» **DIRECTION**: Filter for the word "Boomers" and keep each matching line.

━━━━━ RECORD LIST ━━━━━

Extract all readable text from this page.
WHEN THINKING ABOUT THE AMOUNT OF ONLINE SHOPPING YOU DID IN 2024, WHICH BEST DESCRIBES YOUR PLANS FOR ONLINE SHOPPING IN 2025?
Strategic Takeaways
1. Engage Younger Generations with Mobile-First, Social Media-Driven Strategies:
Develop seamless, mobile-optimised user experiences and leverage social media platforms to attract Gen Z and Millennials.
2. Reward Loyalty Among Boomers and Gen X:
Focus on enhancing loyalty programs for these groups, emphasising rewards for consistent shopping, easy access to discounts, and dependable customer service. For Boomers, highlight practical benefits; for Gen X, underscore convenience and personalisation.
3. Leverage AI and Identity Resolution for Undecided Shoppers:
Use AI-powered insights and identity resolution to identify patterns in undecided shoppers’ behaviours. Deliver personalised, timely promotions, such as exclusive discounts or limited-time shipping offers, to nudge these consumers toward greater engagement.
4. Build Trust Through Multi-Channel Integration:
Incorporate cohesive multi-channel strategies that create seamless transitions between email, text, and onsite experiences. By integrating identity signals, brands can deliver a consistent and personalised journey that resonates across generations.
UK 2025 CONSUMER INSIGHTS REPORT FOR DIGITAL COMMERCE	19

━━━━━

» **SOLUTION**:
2. Reward Loyalty Among Boomers and Gen X:
Focus on enhancing loyalty programs for these groups, emphasising rewards for consistent shopping, easy access to discounts, and dependable customer service. For Boomers, highlight practical benefits; for Gen X, underscore convenience and personalisation.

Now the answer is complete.